:: DESCRIPTION OF THE TASK ::
Check each line of the material below, and copy it if it holds the string "this".

Entries with figure data:
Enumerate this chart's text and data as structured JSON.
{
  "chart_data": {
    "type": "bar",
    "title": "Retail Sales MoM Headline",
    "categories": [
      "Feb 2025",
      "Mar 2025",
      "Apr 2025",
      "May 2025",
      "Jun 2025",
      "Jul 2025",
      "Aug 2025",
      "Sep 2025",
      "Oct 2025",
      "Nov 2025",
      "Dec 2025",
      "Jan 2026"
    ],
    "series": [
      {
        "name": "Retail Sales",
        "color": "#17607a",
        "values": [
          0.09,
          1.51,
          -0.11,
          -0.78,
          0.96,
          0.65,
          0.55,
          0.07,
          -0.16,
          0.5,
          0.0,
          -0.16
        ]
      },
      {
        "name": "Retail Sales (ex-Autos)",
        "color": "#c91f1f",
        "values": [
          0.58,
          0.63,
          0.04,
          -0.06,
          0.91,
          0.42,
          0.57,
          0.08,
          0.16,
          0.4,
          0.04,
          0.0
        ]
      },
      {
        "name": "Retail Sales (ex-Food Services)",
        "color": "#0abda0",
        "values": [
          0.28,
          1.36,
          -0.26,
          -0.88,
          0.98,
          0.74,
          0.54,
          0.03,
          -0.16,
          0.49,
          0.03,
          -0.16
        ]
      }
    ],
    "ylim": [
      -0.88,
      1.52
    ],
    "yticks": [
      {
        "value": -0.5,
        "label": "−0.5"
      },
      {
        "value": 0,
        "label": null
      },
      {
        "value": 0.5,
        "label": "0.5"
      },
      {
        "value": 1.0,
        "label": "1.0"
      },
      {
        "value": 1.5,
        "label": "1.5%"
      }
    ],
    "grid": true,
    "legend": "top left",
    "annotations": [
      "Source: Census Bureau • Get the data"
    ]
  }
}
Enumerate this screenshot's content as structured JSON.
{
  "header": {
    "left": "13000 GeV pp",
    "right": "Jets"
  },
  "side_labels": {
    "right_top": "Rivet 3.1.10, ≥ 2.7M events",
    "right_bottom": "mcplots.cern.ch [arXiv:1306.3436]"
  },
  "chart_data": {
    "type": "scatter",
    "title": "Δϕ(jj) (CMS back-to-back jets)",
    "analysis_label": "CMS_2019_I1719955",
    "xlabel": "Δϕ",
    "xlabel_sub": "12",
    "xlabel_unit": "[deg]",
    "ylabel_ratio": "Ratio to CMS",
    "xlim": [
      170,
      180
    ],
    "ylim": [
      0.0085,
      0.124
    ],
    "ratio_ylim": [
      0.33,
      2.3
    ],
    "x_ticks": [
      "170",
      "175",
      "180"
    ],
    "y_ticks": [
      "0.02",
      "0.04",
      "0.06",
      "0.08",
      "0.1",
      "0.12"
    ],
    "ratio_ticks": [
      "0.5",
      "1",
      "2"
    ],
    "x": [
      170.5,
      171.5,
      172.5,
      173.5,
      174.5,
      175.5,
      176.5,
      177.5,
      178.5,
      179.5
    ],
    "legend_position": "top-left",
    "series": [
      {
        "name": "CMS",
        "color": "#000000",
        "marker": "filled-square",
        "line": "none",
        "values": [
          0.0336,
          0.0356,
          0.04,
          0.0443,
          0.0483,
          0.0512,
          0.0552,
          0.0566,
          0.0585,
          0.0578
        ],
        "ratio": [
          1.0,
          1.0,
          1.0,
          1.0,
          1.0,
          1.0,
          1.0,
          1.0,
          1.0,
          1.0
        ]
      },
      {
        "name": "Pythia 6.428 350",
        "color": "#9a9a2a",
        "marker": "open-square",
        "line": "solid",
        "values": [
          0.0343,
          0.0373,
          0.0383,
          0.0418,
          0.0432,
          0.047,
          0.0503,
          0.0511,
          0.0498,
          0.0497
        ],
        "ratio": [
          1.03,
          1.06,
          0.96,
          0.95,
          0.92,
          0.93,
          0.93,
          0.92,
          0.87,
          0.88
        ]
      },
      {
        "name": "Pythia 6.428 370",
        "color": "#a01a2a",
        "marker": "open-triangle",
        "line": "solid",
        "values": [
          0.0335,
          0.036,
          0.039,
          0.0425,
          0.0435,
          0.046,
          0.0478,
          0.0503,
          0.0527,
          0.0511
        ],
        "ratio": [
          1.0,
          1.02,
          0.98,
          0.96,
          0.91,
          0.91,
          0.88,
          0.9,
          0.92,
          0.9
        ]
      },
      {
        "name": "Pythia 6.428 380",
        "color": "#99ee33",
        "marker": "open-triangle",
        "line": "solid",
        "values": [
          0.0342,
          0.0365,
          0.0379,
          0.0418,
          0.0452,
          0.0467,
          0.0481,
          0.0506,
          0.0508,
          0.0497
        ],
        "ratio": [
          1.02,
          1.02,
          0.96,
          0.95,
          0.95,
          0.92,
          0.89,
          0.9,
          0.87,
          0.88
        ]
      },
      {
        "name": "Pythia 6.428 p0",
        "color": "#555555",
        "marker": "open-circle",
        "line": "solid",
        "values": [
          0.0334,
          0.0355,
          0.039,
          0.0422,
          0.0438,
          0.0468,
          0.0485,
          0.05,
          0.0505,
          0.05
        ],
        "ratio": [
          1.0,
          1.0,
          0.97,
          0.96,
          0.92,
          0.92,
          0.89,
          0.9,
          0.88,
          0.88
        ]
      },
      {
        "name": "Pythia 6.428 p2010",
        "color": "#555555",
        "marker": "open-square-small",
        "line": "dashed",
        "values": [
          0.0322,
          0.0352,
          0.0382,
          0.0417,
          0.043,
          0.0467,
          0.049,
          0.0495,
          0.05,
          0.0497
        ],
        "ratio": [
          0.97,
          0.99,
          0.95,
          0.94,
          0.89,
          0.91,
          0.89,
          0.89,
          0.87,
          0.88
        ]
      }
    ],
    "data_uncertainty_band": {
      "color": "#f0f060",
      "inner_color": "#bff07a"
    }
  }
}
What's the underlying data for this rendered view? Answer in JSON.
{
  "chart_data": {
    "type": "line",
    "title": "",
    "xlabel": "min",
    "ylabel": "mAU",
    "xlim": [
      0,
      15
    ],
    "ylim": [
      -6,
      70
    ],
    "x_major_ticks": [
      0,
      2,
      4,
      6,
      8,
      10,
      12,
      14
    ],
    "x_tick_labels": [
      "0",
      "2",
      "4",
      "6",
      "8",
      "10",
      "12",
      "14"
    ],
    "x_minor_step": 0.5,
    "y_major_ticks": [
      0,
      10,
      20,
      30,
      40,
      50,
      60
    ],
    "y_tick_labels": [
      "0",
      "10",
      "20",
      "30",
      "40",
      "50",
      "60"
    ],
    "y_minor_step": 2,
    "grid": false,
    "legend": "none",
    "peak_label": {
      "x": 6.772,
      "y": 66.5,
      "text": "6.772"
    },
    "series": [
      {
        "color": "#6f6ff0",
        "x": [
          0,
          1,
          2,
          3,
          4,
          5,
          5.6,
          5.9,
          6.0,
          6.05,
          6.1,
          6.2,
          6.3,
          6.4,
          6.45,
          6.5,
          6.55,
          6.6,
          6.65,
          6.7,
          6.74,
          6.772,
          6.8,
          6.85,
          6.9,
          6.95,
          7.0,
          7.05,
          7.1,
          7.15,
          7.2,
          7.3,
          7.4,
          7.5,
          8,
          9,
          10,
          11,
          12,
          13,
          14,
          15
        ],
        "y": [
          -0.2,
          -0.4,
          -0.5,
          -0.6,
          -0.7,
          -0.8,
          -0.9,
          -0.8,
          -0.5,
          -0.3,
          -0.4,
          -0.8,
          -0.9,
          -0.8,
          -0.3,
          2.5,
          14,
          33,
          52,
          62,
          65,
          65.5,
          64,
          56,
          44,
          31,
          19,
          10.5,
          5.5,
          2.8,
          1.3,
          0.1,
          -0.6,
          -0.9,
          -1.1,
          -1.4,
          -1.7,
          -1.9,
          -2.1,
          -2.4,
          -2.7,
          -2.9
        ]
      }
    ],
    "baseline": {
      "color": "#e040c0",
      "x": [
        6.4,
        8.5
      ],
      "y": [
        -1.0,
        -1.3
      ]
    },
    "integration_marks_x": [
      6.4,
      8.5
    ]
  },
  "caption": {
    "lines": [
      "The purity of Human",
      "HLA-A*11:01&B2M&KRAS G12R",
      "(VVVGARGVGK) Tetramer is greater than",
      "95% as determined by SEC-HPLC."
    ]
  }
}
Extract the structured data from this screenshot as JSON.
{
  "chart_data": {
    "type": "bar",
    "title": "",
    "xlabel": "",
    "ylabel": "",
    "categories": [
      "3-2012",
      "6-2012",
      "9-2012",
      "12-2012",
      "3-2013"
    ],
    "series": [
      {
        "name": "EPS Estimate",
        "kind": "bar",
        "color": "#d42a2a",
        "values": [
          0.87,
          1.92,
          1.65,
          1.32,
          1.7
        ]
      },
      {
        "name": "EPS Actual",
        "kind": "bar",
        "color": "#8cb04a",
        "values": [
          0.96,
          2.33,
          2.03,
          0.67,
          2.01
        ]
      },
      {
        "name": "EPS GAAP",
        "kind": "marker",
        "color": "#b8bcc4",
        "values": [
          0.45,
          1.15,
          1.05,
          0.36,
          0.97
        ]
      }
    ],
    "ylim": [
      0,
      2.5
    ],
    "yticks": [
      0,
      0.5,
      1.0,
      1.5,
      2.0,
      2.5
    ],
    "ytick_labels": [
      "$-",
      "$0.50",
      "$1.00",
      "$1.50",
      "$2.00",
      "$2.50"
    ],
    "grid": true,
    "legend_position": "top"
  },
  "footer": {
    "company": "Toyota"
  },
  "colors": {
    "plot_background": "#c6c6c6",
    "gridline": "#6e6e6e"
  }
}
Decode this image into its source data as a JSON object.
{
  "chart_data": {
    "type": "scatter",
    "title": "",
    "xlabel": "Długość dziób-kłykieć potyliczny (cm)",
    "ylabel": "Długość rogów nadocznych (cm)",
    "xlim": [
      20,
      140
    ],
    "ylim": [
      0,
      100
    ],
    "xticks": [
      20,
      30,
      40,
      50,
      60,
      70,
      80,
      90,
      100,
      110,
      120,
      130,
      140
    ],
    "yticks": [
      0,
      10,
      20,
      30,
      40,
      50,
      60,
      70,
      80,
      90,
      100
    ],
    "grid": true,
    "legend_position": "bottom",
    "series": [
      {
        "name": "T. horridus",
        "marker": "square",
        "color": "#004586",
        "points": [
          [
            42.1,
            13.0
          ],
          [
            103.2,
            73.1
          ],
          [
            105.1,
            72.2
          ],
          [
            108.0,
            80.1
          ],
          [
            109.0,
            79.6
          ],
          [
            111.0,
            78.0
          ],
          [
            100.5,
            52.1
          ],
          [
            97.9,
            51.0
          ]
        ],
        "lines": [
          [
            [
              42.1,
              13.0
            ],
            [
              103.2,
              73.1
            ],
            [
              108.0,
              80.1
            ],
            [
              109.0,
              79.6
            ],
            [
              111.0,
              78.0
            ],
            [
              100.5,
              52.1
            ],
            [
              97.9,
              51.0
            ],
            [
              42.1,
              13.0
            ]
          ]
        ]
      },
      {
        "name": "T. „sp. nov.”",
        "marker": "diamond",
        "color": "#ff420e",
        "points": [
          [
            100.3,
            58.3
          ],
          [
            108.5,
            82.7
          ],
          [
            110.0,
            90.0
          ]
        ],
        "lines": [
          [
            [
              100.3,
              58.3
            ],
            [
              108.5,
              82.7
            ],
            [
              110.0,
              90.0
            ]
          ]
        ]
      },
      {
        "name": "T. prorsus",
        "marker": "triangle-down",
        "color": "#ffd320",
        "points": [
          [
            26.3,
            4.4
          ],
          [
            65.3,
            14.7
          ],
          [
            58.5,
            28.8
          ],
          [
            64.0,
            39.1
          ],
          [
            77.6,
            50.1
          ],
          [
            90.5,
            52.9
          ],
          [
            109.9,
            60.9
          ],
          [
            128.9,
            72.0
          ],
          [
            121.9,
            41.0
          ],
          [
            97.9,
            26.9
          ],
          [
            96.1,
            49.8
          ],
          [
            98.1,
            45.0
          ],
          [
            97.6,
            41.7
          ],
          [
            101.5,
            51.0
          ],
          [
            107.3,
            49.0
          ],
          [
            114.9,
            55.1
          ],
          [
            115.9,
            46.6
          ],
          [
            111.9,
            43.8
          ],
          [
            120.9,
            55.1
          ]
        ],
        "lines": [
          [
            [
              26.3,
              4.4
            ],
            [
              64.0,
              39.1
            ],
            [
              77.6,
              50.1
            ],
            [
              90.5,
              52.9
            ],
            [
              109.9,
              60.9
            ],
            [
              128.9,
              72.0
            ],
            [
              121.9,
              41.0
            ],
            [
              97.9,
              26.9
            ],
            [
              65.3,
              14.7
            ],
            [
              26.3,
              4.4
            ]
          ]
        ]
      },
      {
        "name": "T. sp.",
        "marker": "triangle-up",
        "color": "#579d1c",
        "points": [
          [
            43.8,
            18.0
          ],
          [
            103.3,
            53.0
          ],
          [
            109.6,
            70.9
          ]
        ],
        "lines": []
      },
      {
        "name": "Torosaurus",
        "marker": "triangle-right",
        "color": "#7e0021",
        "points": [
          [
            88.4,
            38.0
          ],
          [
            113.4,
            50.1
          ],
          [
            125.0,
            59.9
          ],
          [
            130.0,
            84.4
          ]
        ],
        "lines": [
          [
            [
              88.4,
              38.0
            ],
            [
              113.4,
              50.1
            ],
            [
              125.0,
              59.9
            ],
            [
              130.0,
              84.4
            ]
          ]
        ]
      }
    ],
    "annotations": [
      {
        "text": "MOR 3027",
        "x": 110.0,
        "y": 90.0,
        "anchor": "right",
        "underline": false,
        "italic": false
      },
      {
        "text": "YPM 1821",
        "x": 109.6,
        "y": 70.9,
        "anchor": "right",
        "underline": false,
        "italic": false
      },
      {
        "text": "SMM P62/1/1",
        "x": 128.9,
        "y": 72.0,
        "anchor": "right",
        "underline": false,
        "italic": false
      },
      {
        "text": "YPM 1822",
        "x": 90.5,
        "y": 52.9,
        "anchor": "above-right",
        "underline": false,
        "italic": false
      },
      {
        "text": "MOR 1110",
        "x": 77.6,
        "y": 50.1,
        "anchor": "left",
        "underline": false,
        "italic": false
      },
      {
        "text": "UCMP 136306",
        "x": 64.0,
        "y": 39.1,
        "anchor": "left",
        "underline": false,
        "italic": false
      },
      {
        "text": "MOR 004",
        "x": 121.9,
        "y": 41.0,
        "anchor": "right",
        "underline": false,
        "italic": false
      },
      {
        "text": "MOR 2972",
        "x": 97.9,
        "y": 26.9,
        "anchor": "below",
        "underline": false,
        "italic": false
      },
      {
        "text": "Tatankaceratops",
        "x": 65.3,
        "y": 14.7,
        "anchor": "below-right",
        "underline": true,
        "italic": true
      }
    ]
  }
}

:: RESULT ::
Enumerate this chart's text and data as structured JSON.
Enumerate this screenshot's content as structured JSON.
What's the underlying data for this rendered view? Answer in JSON.
Extract the structured data from this screenshot as JSON.
Decode this image into its source data as a JSON object.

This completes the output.